WHAT TO DO =
Below are records to transcribe exactly, without their pictures.

DATA PROVIDED =
++++++
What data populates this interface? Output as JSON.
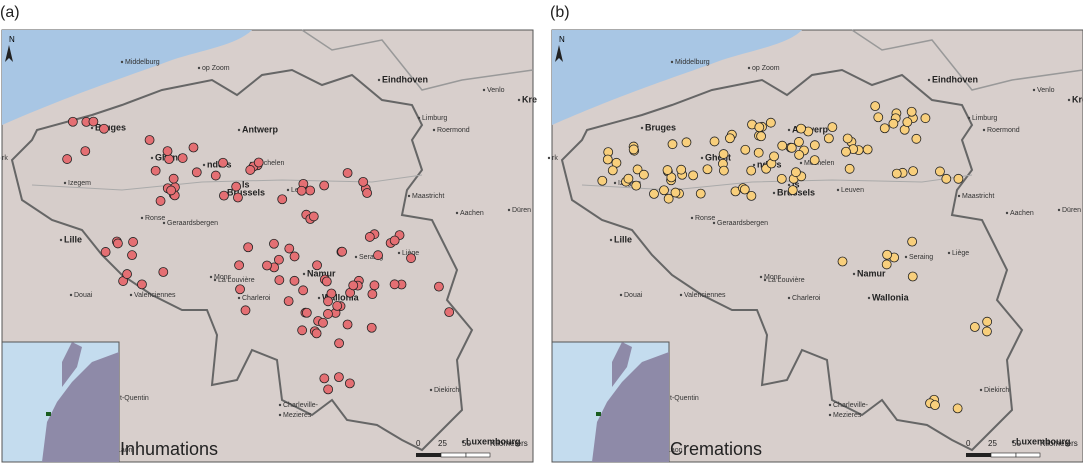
{
  "panels": [
    {
      "label": "(a)",
      "caption": "Inhumations"
    },
    {
      "label": "(b)",
      "caption": "Cremations"
    }
  ],
  "map": {
    "north": "N",
    "places": [
      "Middelburg",
      "op Zoom",
      "Eindhoven",
      "Venlo",
      "Kre",
      "Bruges",
      "Antwerp",
      "Limburg",
      "Roermond",
      "Ghent",
      "nders",
      "Mechelen",
      "Izegem",
      "Brussels",
      "Leuven",
      "Maastricht",
      "Aachen",
      "Düren",
      "Ronse",
      "Geraardsbergen",
      "Lille",
      "Liège",
      "Seraing",
      "Namur",
      "Mons",
      "La Louvière",
      "Charleroi",
      "Wallonia",
      "Douai",
      "Valenciennes",
      "Hauts-de-France",
      "t-Quentin",
      "Charleville-",
      "Mezieres",
      "Diekirch",
      "Laon",
      "Luxembourg",
      "rk",
      "ls"
    ],
    "scale": [
      "0",
      "25",
      "50",
      "Kilometers"
    ]
  }
}
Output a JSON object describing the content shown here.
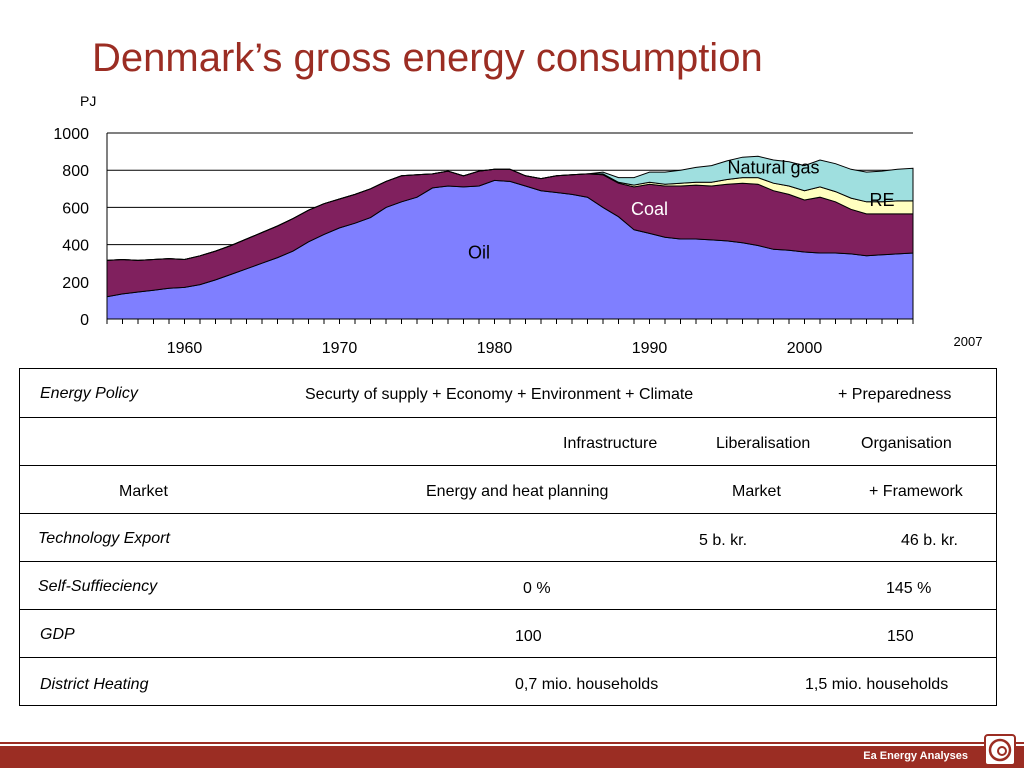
{
  "title": "Denmark’s gross energy consumption",
  "chart_data": {
    "type": "area",
    "stacked": true,
    "ylabel": "PJ",
    "ylim": [
      0,
      1000
    ],
    "yticks": [
      0,
      200,
      400,
      600,
      800,
      1000
    ],
    "xlim": [
      1955,
      2007
    ],
    "xticks": [
      1960,
      1970,
      1980,
      1990,
      2000
    ],
    "x_end_label": "2007",
    "grid": "horizontal",
    "x": [
      1955,
      1956,
      1957,
      1958,
      1959,
      1960,
      1961,
      1962,
      1963,
      1964,
      1965,
      1966,
      1967,
      1968,
      1969,
      1970,
      1971,
      1972,
      1973,
      1974,
      1975,
      1976,
      1977,
      1978,
      1979,
      1980,
      1981,
      1982,
      1983,
      1984,
      1985,
      1986,
      1987,
      1988,
      1989,
      1990,
      1991,
      1992,
      1993,
      1994,
      1995,
      1996,
      1997,
      1998,
      1999,
      2000,
      2001,
      2002,
      2003,
      2004,
      2005,
      2006,
      2007
    ],
    "series": [
      {
        "name": "Oil",
        "color": "#7f7fff",
        "label_color": "#000000",
        "values": [
          120,
          135,
          145,
          155,
          165,
          170,
          185,
          210,
          240,
          270,
          300,
          330,
          365,
          415,
          455,
          490,
          515,
          545,
          600,
          630,
          655,
          705,
          715,
          710,
          715,
          745,
          740,
          715,
          690,
          680,
          670,
          655,
          600,
          550,
          480,
          460,
          440,
          430,
          430,
          425,
          420,
          410,
          395,
          375,
          370,
          360,
          355,
          355,
          350,
          340,
          345,
          350,
          355
        ]
      },
      {
        "name": "Coal",
        "color": "#80205e",
        "label_color": "#ffffff",
        "values": [
          195,
          185,
          170,
          165,
          160,
          150,
          155,
          155,
          155,
          160,
          165,
          170,
          175,
          170,
          165,
          155,
          155,
          155,
          140,
          140,
          120,
          75,
          80,
          60,
          80,
          60,
          65,
          55,
          65,
          90,
          105,
          125,
          175,
          180,
          230,
          265,
          275,
          285,
          290,
          290,
          305,
          320,
          330,
          315,
          300,
          280,
          300,
          275,
          240,
          225,
          220,
          215,
          210
        ]
      },
      {
        "name": "RE",
        "color": "#ffffc0",
        "label_color": "#000000",
        "values": [
          0,
          0,
          0,
          0,
          0,
          0,
          0,
          0,
          0,
          0,
          0,
          0,
          0,
          0,
          0,
          0,
          0,
          0,
          0,
          0,
          0,
          0,
          0,
          0,
          0,
          0,
          0,
          0,
          0,
          0,
          0,
          0,
          5,
          5,
          10,
          10,
          10,
          15,
          15,
          20,
          25,
          30,
          35,
          40,
          45,
          50,
          55,
          55,
          60,
          65,
          65,
          70,
          70
        ]
      },
      {
        "name": "Natural gas",
        "color": "#9fdfdf",
        "label_color": "#000000",
        "values": [
          0,
          0,
          0,
          0,
          0,
          0,
          0,
          0,
          0,
          0,
          0,
          0,
          0,
          0,
          0,
          0,
          0,
          0,
          0,
          0,
          0,
          0,
          0,
          0,
          0,
          0,
          0,
          0,
          0,
          0,
          0,
          0,
          10,
          25,
          40,
          55,
          65,
          70,
          80,
          90,
          100,
          110,
          115,
          125,
          130,
          135,
          145,
          150,
          155,
          160,
          165,
          170,
          175
        ]
      }
    ]
  },
  "table": {
    "rows": [
      {
        "label": "Energy Policy",
        "label_italic": true,
        "cells": [
          "Securty of supply + Economy + Environment + Climate",
          "+ Preparedness"
        ]
      },
      {
        "label": "",
        "label_italic": false,
        "cells": [
          "Infrastructure",
          "Liberalisation",
          "Organisation"
        ]
      },
      {
        "label": "Market",
        "label_italic": false,
        "cells": [
          "Energy and heat planning",
          "Market",
          "+ Framework"
        ]
      },
      {
        "label": "Technology Export",
        "label_italic": true,
        "cells": [
          "5 b. kr.",
          "46 b. kr."
        ]
      },
      {
        "label": "Self-Suffieciency",
        "label_italic": true,
        "cells": [
          "0 %",
          "145 %"
        ]
      },
      {
        "label": "GDP",
        "label_italic": true,
        "cells": [
          "100",
          "150"
        ]
      },
      {
        "label": "District Heating",
        "label_italic": true,
        "cells": [
          "0,7 mio. households",
          "1,5 mio. households"
        ]
      }
    ]
  },
  "footer": {
    "brand": "Ea Energy Analyses"
  }
}
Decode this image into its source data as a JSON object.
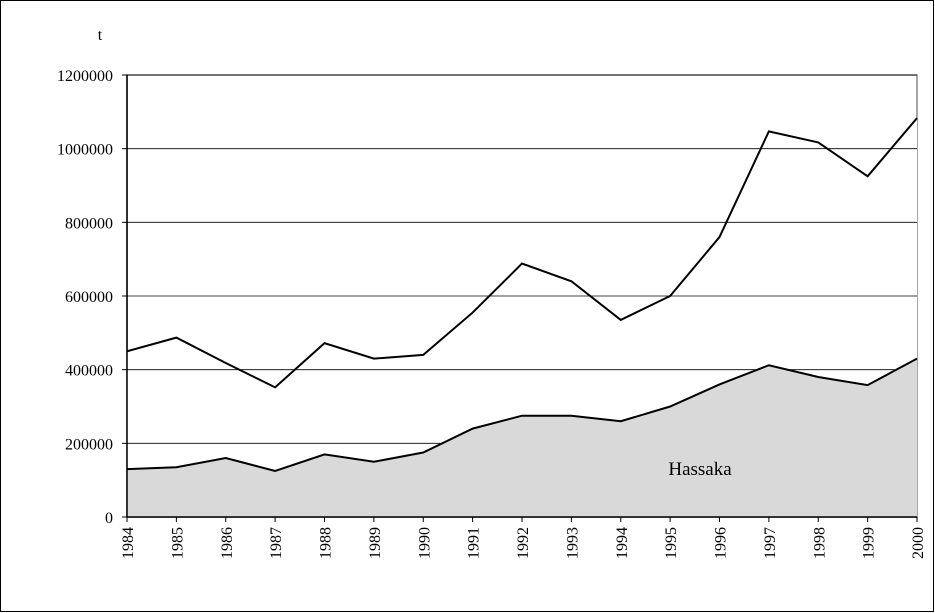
++++++
RESPONSE =
What data populates this interface? Output as JSON.
{
  "panels": [
    {
      "label": "(a)",
      "caption": "Inhumations"
    },
    {
      "label": "(b)",
      "caption": "Cremations"
    }
  ],
  "map": {
    "north": "N",
    "places": [
      "Middelburg",
      "op Zoom",
      "Eindhoven",
      "Venlo",
      "Kre",
      "Bruges",
      "Antwerp",
      "Limburg",
      "Roermond",
      "Ghent",
      "nders",
      "Mechelen",
      "Izegem",
      "Brussels",
      "Leuven",
      "Maastricht",
      "Aachen",
      "Düren",
      "Ronse",
      "Geraardsbergen",
      "Lille",
      "Liège",
      "Seraing",
      "Namur",
      "Mons",
      "La Louvière",
      "Charleroi",
      "Wallonia",
      "Douai",
      "Valenciennes",
      "Hauts-de-France",
      "t-Quentin",
      "Charleville-",
      "Mezieres",
      "Diekirch",
      "Laon",
      "Luxembourg",
      "rk",
      "ls"
    ],
    "scale": [
      "0",
      "25",
      "50",
      "Kilometers"
    ]
  }
}
Output a JSON object describing the content shown here.
{
  "title": "Denmark’s gross energy consumption",
  "chart_data": {
    "type": "area",
    "stacked": true,
    "ylabel": "PJ",
    "ylim": [
      0,
      1000
    ],
    "yticks": [
      0,
      200,
      400,
      600,
      800,
      1000
    ],
    "xlim": [
      1955,
      2007
    ],
    "xticks": [
      1960,
      1970,
      1980,
      1990,
      2000
    ],
    "x_end_label": "2007",
    "grid": "horizontal",
    "x": [
      1955,
      1956,
      1957,
      1958,
      1959,
      1960,
      1961,
      1962,
      1963,
      1964,
      1965,
      1966,
      1967,
      1968,
      1969,
      1970,
      1971,
      1972,
      1973,
      1974,
      1975,
      1976,
      1977,
      1978,
      1979,
      1980,
      1981,
      1982,
      1983,
      1984,
      1985,
      1986,
      1987,
      1988,
      1989,
      1990,
      1991,
      1992,
      1993,
      1994,
      1995,
      1996,
      1997,
      1998,
      1999,
      2000,
      2001,
      2002,
      2003,
      2004,
      2005,
      2006,
      2007
    ],
    "series": [
      {
        "name": "Oil",
        "color": "#7f7fff",
        "label_color": "#000000",
        "values": [
          120,
          135,
          145,
          155,
          165,
          170,
          185,
          210,
          240,
          270,
          300,
          330,
          365,
          415,
          455,
          490,
          515,
          545,
          600,
          630,
          655,
          705,
          715,
          710,
          715,
          745,
          740,
          715,
          690,
          680,
          670,
          655,
          600,
          550,
          480,
          460,
          440,
          430,
          430,
          425,
          420,
          410,
          395,
          375,
          370,
          360,
          355,
          355,
          350,
          340,
          345,
          350,
          355
        ]
      },
      {
        "name": "Coal",
        "color": "#80205e",
        "label_color": "#ffffff",
        "values": [
          195,
          185,
          170,
          165,
          160,
          150,
          155,
          155,
          155,
          160,
          165,
          170,
          175,
          170,
          165,
          155,
          155,
          155,
          140,
          140,
          120,
          75,
          80,
          60,
          80,
          60,
          65,
          55,
          65,
          90,
          105,
          125,
          175,
          180,
          230,
          265,
          275,
          285,
          290,
          290,
          305,
          320,
          330,
          315,
          300,
          280,
          300,
          275,
          240,
          225,
          220,
          215,
          210
        ]
      },
      {
        "name": "RE",
        "color": "#ffffc0",
        "label_color": "#000000",
        "values": [
          0,
          0,
          0,
          0,
          0,
          0,
          0,
          0,
          0,
          0,
          0,
          0,
          0,
          0,
          0,
          0,
          0,
          0,
          0,
          0,
          0,
          0,
          0,
          0,
          0,
          0,
          0,
          0,
          0,
          0,
          0,
          0,
          5,
          5,
          10,
          10,
          10,
          15,
          15,
          20,
          25,
          30,
          35,
          40,
          45,
          50,
          55,
          55,
          60,
          65,
          65,
          70,
          70
        ]
      },
      {
        "name": "Natural gas",
        "color": "#9fdfdf",
        "label_color": "#000000",
        "values": [
          0,
          0,
          0,
          0,
          0,
          0,
          0,
          0,
          0,
          0,
          0,
          0,
          0,
          0,
          0,
          0,
          0,
          0,
          0,
          0,
          0,
          0,
          0,
          0,
          0,
          0,
          0,
          0,
          0,
          0,
          0,
          0,
          10,
          25,
          40,
          55,
          65,
          70,
          80,
          90,
          100,
          110,
          115,
          125,
          130,
          135,
          145,
          150,
          155,
          160,
          165,
          170,
          175
        ]
      }
    ]
  },
  "table": {
    "rows": [
      {
        "label": "Energy Policy",
        "label_italic": true,
        "cells": [
          "Securty of supply + Economy + Environment + Climate",
          "+ Preparedness"
        ]
      },
      {
        "label": "",
        "label_italic": false,
        "cells": [
          "Infrastructure",
          "Liberalisation",
          "Organisation"
        ]
      },
      {
        "label": "Market",
        "label_italic": false,
        "cells": [
          "Energy and heat planning",
          "Market",
          "+ Framework"
        ]
      },
      {
        "label": "Technology Export",
        "label_italic": true,
        "cells": [
          "5 b. kr.",
          "46 b. kr."
        ]
      },
      {
        "label": "Self-Suffieciency",
        "label_italic": true,
        "cells": [
          "0 %",
          "145 %"
        ]
      },
      {
        "label": "GDP",
        "label_italic": true,
        "cells": [
          "100",
          "150"
        ]
      },
      {
        "label": "District Heating",
        "label_italic": true,
        "cells": [
          "0,7 mio. households",
          "1,5 mio. households"
        ]
      }
    ]
  },
  "footer": {
    "brand": "Ea Energy Analyses"
  }
}
Decode this image into its source data as a JSON object.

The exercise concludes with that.